[Stored items from a collection]
══════
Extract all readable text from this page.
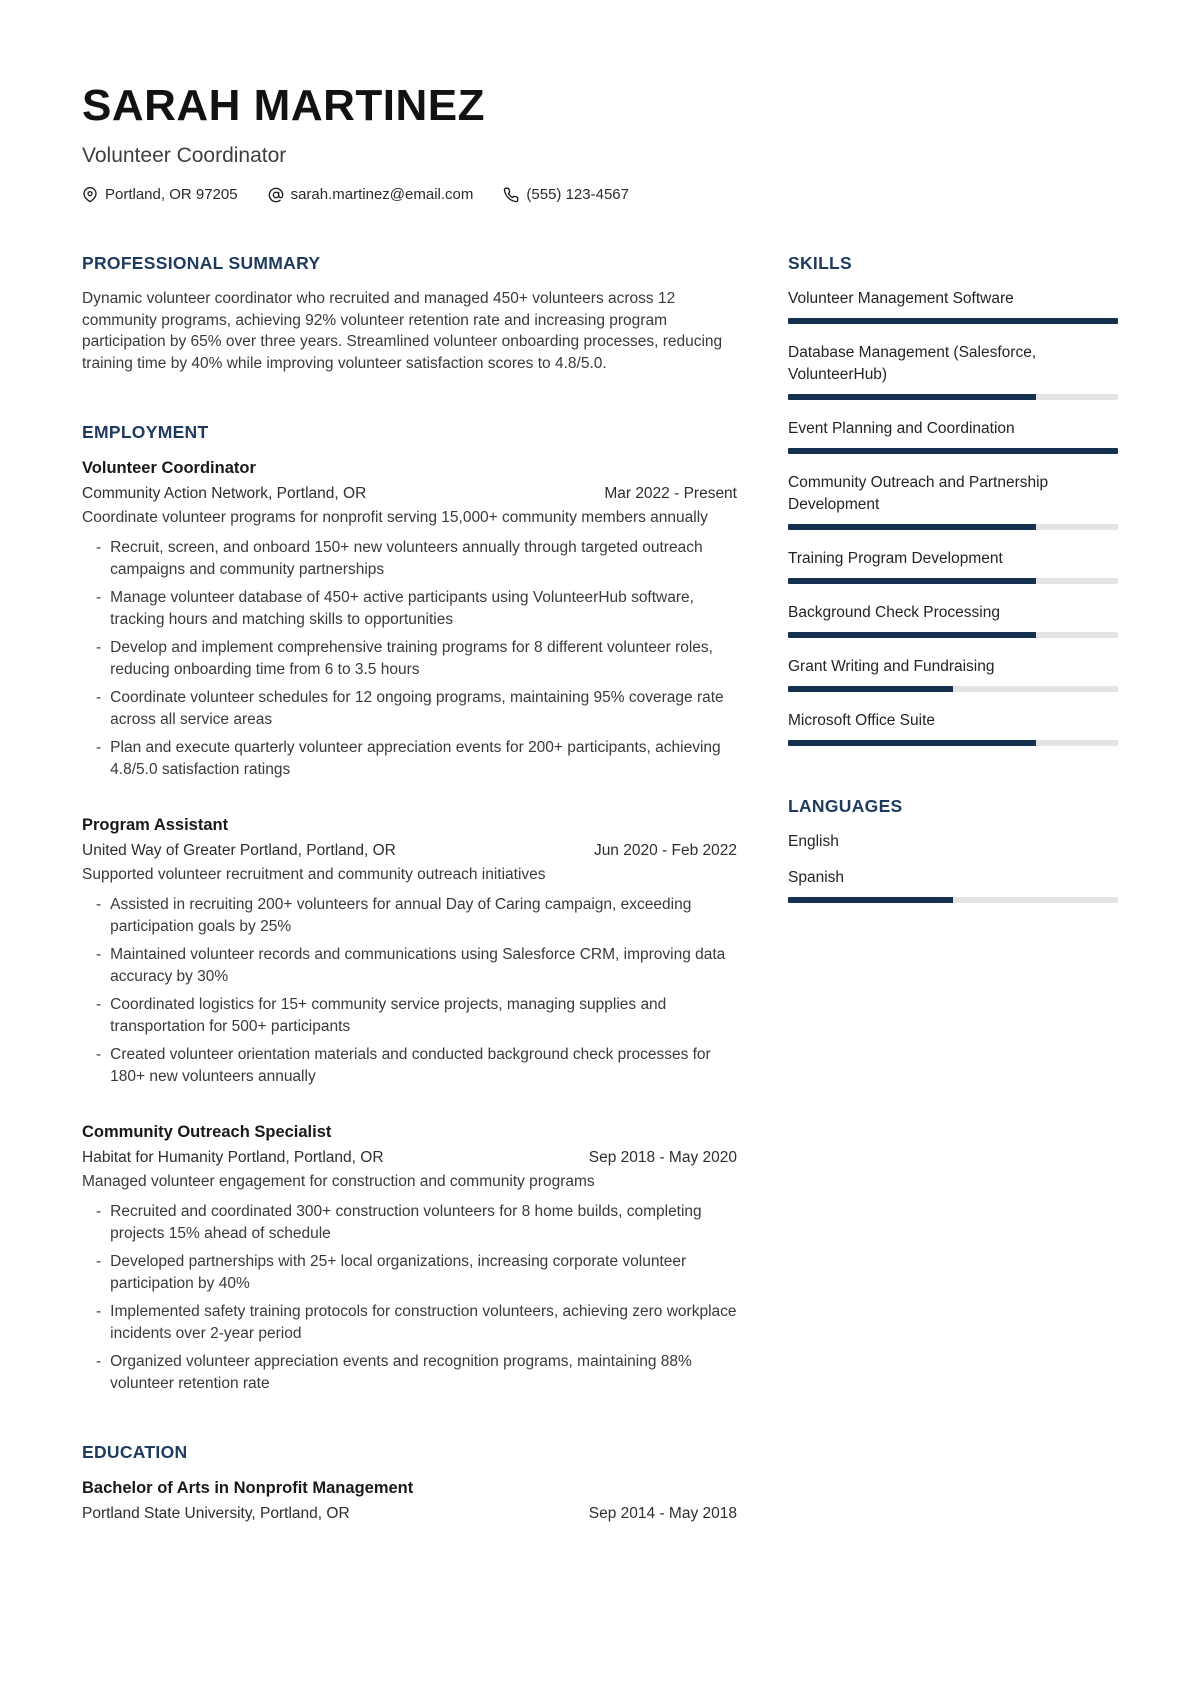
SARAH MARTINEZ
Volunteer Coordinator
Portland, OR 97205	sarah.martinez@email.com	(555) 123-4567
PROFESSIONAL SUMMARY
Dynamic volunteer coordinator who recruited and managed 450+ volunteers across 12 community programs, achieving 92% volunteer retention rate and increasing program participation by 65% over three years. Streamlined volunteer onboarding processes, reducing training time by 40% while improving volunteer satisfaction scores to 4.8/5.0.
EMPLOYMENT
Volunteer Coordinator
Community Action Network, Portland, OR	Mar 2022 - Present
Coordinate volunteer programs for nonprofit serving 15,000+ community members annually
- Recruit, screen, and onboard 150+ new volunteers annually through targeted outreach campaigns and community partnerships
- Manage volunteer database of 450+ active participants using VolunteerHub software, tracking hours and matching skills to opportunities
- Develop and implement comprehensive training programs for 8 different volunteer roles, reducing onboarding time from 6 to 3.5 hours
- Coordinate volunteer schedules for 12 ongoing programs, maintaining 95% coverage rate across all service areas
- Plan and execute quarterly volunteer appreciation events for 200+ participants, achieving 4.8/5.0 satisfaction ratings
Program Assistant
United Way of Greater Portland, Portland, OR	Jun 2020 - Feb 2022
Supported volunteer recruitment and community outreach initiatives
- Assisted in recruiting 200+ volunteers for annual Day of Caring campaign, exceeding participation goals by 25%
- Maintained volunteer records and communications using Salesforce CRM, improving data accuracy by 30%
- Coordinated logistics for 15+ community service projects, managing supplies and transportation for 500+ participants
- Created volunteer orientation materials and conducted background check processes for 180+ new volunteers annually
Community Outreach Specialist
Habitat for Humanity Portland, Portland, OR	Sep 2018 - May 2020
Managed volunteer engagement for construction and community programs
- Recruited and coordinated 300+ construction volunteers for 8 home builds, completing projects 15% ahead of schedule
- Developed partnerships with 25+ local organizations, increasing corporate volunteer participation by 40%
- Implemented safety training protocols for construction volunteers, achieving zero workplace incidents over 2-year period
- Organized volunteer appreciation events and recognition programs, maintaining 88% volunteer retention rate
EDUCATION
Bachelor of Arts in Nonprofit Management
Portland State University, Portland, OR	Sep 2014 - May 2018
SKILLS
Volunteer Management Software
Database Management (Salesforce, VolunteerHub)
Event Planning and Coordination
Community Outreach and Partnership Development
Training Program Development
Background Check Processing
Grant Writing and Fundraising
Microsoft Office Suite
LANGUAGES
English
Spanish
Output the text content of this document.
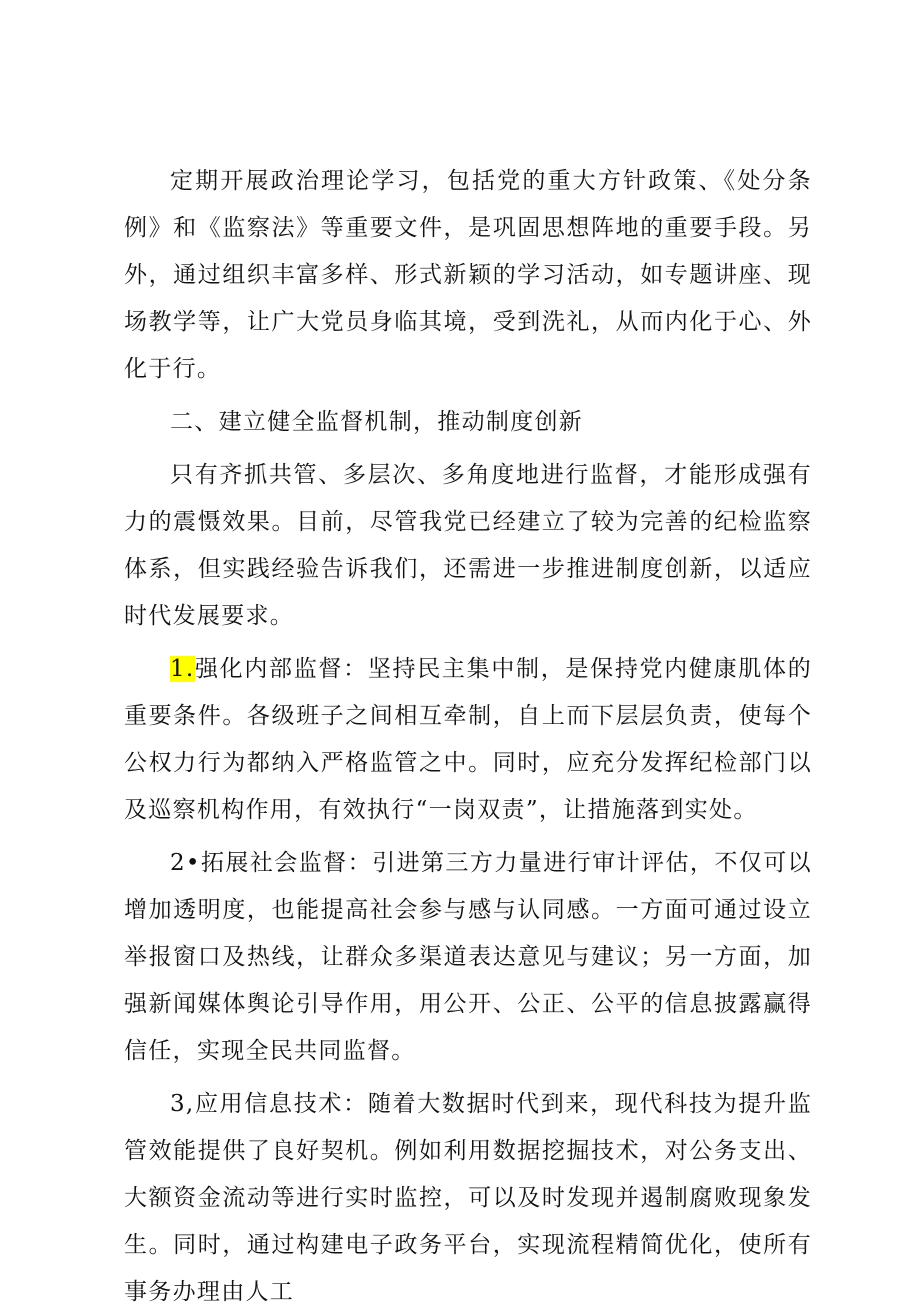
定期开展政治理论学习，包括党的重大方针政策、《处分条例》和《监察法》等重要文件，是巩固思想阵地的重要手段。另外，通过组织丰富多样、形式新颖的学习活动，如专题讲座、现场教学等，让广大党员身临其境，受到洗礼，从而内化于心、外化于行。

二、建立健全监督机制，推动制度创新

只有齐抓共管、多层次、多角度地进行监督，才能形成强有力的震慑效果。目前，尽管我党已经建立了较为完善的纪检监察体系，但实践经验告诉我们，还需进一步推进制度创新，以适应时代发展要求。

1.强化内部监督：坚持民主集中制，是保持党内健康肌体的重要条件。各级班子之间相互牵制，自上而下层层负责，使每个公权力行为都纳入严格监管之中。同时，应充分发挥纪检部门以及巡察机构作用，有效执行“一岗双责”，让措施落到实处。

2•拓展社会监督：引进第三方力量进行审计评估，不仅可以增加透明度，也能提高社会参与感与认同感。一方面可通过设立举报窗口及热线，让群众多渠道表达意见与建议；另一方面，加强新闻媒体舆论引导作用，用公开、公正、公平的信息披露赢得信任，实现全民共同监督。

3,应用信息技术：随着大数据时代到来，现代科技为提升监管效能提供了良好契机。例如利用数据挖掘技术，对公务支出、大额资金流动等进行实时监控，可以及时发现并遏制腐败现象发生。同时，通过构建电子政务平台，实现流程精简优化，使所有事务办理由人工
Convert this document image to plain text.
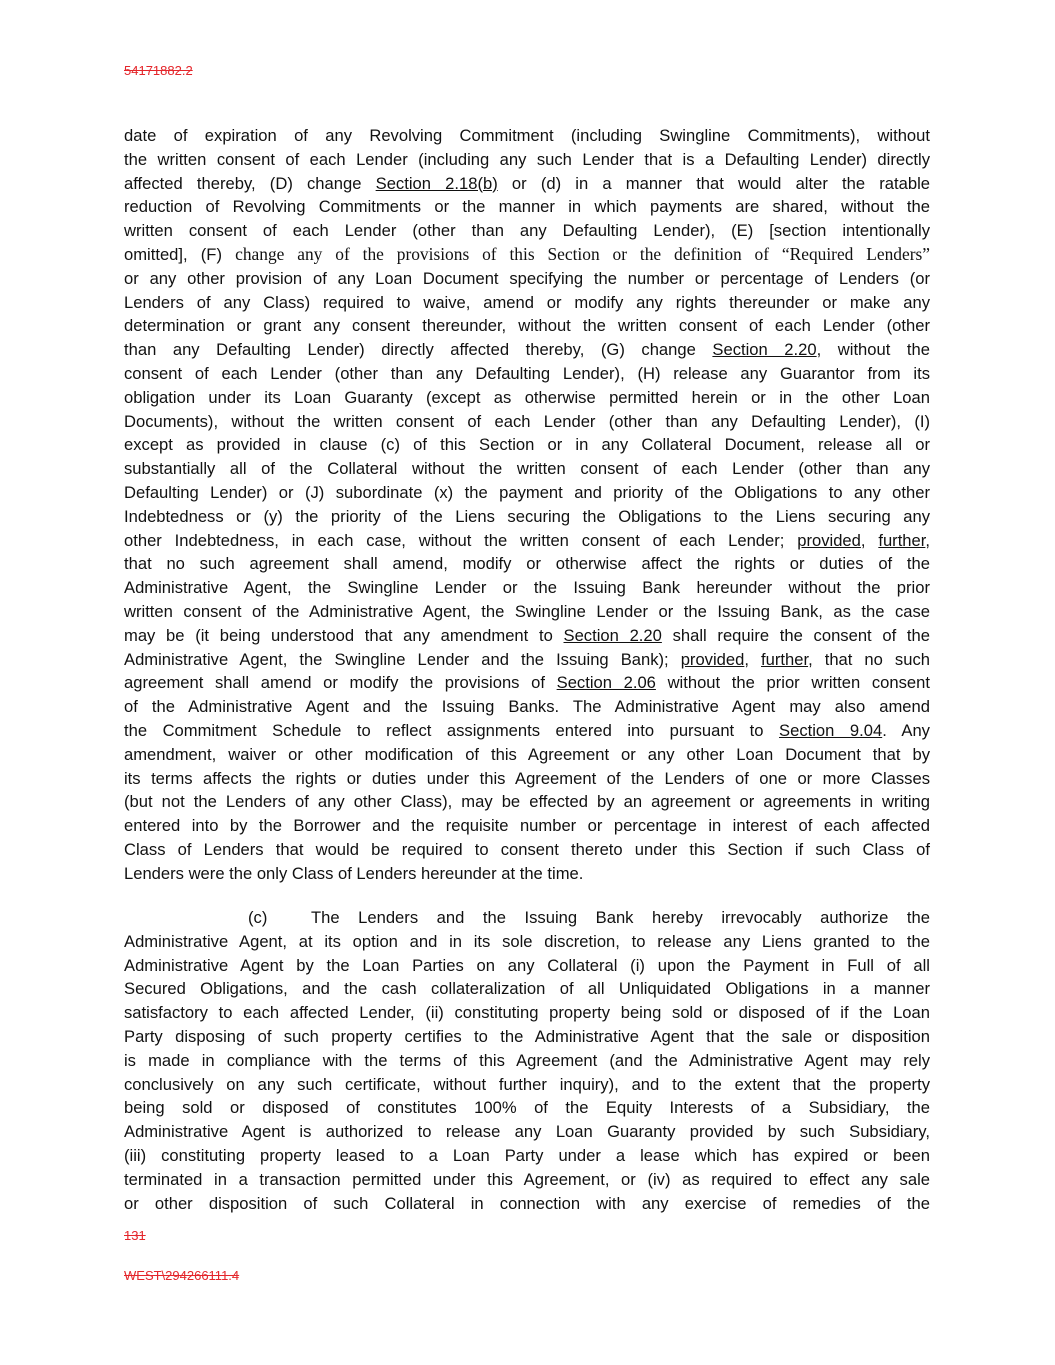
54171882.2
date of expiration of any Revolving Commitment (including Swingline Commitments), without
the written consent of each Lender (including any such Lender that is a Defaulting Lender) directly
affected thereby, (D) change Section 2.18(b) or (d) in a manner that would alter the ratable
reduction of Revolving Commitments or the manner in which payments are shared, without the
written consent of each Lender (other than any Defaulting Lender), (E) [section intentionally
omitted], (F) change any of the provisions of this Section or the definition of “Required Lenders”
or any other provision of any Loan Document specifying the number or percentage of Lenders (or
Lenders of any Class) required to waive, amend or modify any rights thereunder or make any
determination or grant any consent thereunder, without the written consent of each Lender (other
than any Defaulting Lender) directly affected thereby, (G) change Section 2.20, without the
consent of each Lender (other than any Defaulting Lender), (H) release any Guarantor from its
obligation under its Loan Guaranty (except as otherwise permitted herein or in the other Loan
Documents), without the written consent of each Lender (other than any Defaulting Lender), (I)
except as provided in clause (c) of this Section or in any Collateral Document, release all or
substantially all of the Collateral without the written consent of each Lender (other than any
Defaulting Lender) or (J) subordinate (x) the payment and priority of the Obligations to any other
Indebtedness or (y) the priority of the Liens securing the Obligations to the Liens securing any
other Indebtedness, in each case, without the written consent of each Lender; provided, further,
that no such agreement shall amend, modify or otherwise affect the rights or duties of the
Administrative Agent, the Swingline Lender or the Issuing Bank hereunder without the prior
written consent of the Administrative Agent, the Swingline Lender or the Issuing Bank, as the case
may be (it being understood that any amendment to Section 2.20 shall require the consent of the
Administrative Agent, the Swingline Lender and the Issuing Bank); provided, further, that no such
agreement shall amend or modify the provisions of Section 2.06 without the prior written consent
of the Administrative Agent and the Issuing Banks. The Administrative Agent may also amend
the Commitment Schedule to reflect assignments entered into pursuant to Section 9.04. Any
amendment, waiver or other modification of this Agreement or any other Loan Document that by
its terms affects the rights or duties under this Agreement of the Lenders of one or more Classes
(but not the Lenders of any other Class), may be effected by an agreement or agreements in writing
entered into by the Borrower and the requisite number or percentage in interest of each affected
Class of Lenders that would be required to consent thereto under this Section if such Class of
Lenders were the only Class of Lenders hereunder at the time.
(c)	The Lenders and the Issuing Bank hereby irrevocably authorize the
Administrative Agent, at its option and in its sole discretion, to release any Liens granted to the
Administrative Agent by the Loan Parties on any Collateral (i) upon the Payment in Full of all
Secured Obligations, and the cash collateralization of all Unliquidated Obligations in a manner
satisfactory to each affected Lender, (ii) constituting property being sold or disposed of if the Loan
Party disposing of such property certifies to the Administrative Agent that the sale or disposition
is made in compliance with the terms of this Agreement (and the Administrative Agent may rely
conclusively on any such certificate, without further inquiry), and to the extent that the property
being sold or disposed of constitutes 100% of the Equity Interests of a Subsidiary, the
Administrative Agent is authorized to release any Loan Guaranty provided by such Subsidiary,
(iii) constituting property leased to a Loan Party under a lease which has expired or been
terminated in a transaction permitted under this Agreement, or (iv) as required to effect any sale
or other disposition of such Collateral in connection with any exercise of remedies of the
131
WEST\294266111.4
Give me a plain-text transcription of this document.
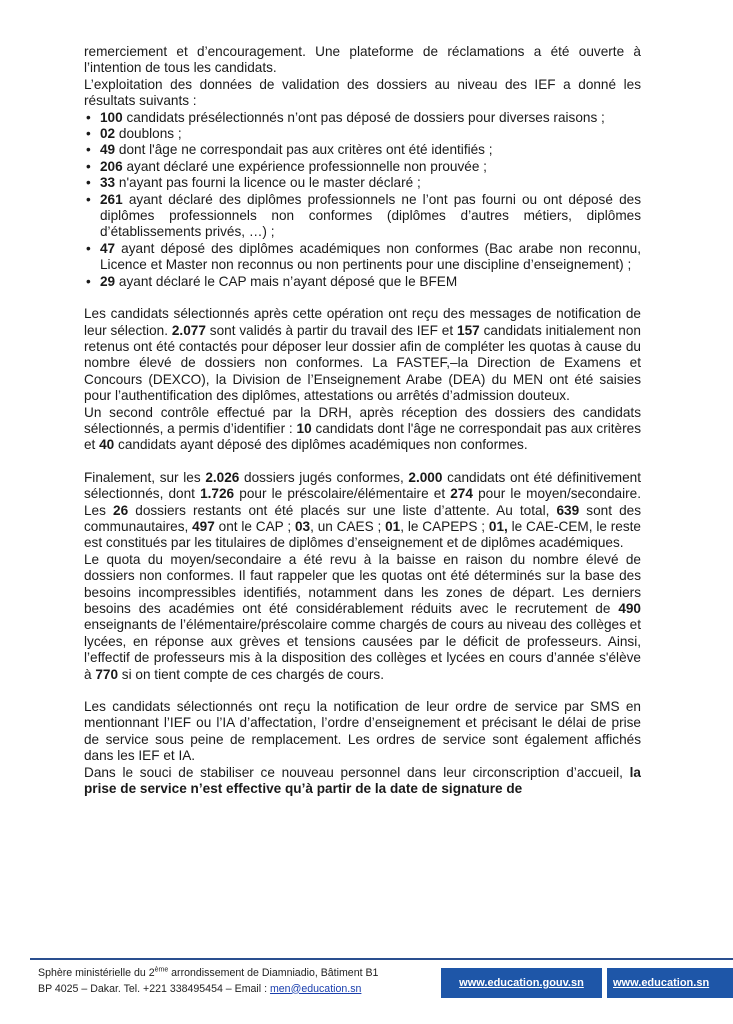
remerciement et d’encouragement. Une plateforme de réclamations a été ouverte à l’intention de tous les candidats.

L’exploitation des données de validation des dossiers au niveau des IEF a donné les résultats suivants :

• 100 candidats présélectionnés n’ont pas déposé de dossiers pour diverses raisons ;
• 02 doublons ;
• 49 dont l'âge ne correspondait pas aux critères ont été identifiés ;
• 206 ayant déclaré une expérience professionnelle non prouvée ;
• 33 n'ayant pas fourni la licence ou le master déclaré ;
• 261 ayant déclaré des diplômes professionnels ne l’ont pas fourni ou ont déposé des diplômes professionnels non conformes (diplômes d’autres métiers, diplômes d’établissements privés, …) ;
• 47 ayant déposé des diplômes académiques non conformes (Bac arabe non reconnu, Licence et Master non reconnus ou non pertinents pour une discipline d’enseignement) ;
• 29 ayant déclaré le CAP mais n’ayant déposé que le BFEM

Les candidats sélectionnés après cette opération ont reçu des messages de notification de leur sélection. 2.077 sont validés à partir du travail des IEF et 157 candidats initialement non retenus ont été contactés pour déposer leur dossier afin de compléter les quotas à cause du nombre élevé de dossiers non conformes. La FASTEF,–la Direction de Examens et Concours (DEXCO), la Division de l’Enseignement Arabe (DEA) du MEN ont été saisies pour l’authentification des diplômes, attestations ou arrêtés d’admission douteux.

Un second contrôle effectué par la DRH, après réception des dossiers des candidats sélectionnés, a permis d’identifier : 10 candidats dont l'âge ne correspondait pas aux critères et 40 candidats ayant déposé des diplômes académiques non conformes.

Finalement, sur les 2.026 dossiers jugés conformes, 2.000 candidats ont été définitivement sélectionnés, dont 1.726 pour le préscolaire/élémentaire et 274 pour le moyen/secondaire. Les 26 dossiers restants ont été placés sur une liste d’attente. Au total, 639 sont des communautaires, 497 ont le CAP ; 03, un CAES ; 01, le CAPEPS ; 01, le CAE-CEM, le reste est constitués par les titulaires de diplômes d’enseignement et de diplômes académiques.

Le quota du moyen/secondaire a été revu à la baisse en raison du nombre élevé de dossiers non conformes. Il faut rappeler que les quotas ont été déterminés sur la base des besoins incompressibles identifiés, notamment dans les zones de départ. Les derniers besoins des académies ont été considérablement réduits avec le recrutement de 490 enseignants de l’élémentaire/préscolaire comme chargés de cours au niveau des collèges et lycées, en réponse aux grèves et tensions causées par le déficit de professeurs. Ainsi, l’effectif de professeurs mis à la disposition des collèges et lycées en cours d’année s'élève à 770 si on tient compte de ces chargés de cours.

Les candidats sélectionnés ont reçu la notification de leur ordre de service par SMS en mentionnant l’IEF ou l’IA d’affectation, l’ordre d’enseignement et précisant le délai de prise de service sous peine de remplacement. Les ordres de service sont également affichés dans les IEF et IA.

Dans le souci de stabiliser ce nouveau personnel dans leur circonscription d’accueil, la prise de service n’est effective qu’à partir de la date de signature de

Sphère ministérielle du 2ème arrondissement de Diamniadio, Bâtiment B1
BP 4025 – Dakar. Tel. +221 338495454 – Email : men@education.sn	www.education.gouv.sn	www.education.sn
══════
**WRITTEN INSTRUCTION:** Check each line of the data above for the word "préscolaire", then state how many lines have it. Give the number alone.

**TASK SOLUTION:** 2